* **What the task asks**:
Locate every line in the records below that holds the word "оборудование" and return each one.

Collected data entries

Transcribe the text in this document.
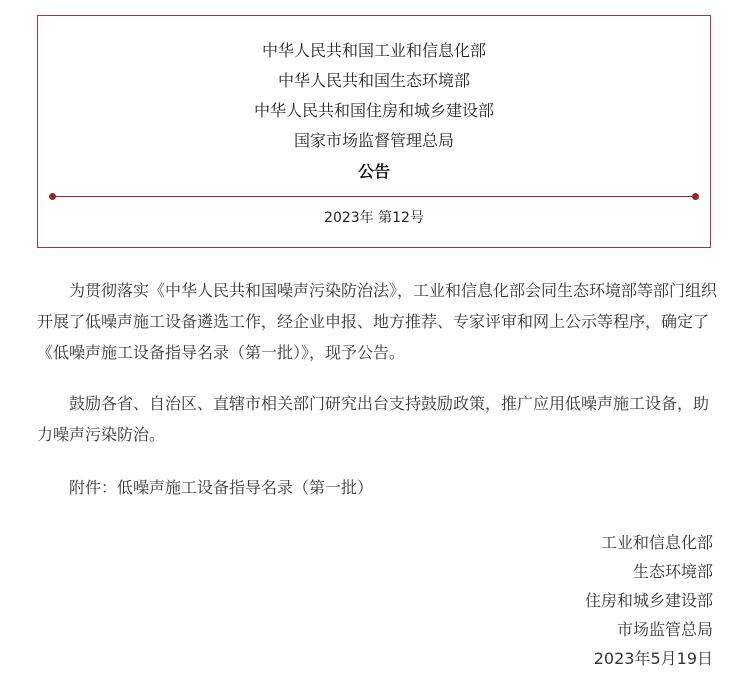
中华人民共和国工业和信息化部
中华人民共和国生态环境部
中华人民共和国住房和城乡建设部
国家市场监督管理总局
公告
2023年 第12号

为贯彻落实《中华人民共和国噪声污染防治法》，工业和信息化部会同生态环境部等部门组织开展了低噪声施工设备遴选工作，经企业申报、地方推荐、专家评审和网上公示等程序，确定了《低噪声施工设备指导名录（第一批）》，现予公告。

鼓励各省、自治区、直辖市相关部门研究出台支持鼓励政策，推广应用低噪声施工设备，助力噪声污染防治。

附件：低噪声施工设备指导名录（第一批）

工业和信息化部
生态环境部
住房和城乡建设部
市场监管总局
2023年5月19日
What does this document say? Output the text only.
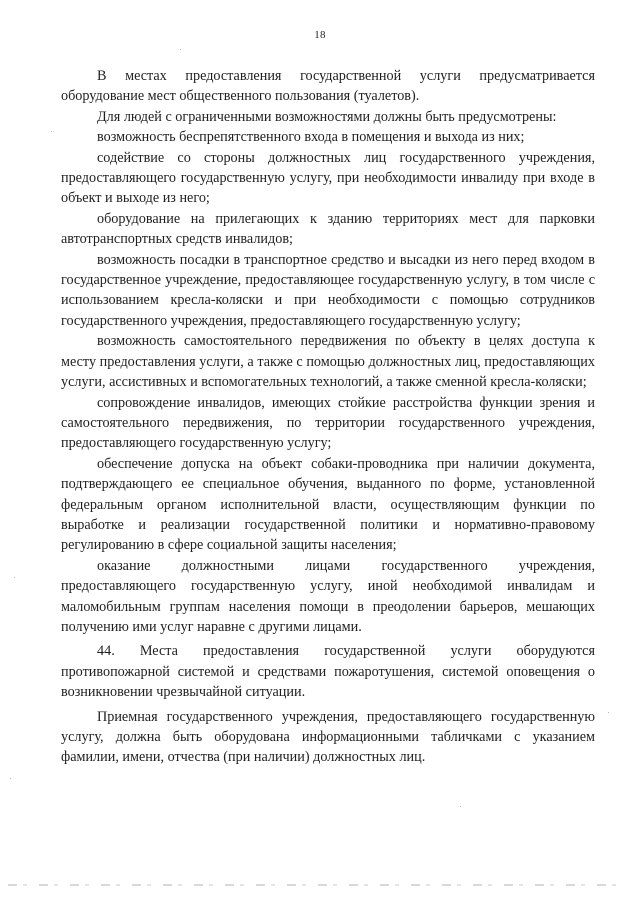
18

В местах предоставления государственной услуги предусматривается оборудование мест общественного пользования (туалетов).

Для людей с ограниченными возможностями должны быть предусмотрены:

возможность беспрепятственного входа в помещения и выхода из них;

содействие со стороны должностных лиц государственного учреждения, предоставляющего государственную услугу, при необходимости инвалиду при входе в объект и выходе из него;

оборудование на прилегающих к зданию территориях мест для парковки автотранспортных средств инвалидов;

возможность посадки в транспортное средство и высадки из него перед входом в государственное учреждение, предоставляющее государственную услугу, в том числе с использованием кресла-коляски и при необходимости с помощью сотрудников государственного учреждения, предоставляющего государственную услугу;

возможность самостоятельного передвижения по объекту в целях доступа к месту предоставления услуги, а также с помощью должностных лиц, предоставляющих услуги, ассистивных и вспомогательных технологий, а также сменной кресла-коляски;

сопровождение инвалидов, имеющих стойкие расстройства функции зрения и самостоятельного передвижения, по территории государственного учреждения, предоставляющего государственную услугу;

обеспечение допуска на объект собаки-проводника при наличии документа, подтверждающего ее специальное обучения, выданного по форме, установленной федеральным органом исполнительной власти, осуществляющим функции по выработке и реализации государственной политики и нормативно-правовому регулированию в сфере социальной защиты населения;

оказание должностными лицами государственного учреждения, предоставляющего государственную услугу, иной необходимой инвалидам и маломобильным группам населения помощи в преодолении барьеров, мешающих получению ими услуг наравне с другими лицами.

44. Места предоставления государственной услуги оборудуются противопожарной системой и средствами пожаротушения, системой оповещения о возникновении чрезвычайной ситуации.

Приемная государственного учреждения, предоставляющего государственную услугу, должна быть оборудована информационными табличками с указанием фамилии, имени, отчества (при наличии) должностных лиц.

* **Result of the exercise**:
В местах предоставления государственной услуги предусматривается оборудование мест общественного пользования (туалетов).
оборудование на прилегающих к зданию территориях мест для парковки автотранспортных средств инвалидов;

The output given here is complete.